▶ SET EXERCISE
Determine the number of lines that contain the word "Redelong", then state that number and nothing more.

▶ TASK DATA
---------------

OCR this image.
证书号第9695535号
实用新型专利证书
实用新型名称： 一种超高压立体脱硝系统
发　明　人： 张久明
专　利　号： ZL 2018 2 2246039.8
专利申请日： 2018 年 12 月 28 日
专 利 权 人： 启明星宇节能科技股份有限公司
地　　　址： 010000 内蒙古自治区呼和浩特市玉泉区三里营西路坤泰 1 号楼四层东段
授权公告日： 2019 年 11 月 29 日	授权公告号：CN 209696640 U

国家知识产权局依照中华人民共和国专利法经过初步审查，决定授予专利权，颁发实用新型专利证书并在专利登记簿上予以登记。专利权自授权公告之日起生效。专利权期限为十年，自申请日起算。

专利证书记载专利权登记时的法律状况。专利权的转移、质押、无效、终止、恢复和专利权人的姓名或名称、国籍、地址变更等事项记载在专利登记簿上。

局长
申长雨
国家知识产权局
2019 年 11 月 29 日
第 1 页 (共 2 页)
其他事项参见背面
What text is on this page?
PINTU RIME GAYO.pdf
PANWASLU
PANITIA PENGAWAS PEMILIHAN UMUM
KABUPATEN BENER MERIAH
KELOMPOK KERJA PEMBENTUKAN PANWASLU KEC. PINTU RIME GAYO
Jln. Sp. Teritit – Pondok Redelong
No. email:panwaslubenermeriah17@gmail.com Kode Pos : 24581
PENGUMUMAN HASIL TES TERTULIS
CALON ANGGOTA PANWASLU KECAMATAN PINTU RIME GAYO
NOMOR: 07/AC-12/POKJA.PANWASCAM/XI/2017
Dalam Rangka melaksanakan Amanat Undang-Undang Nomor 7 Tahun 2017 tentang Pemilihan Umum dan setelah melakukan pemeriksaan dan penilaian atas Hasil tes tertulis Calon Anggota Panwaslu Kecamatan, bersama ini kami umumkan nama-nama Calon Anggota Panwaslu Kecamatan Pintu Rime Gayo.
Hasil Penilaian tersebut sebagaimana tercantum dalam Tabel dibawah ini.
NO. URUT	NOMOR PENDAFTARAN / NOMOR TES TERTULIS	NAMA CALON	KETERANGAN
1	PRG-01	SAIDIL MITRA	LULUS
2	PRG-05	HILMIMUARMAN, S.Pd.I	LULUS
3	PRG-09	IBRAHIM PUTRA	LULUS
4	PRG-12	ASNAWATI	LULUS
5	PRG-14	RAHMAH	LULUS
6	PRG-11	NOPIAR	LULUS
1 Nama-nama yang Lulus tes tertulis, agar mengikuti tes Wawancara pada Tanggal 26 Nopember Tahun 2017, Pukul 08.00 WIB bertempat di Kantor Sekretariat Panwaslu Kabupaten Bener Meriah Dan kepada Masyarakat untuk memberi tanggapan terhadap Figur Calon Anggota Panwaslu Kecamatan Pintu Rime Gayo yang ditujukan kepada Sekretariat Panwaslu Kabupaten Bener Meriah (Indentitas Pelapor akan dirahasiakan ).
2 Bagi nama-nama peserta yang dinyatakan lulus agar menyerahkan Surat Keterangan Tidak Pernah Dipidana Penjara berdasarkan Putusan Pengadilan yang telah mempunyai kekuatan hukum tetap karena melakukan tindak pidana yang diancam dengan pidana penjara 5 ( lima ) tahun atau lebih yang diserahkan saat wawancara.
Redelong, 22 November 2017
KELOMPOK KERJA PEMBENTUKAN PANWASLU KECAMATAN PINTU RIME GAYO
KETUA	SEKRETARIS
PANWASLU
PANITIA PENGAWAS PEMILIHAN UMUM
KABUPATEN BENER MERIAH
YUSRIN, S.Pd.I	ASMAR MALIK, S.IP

---------------

▶ WRITTEN SOLUTION
2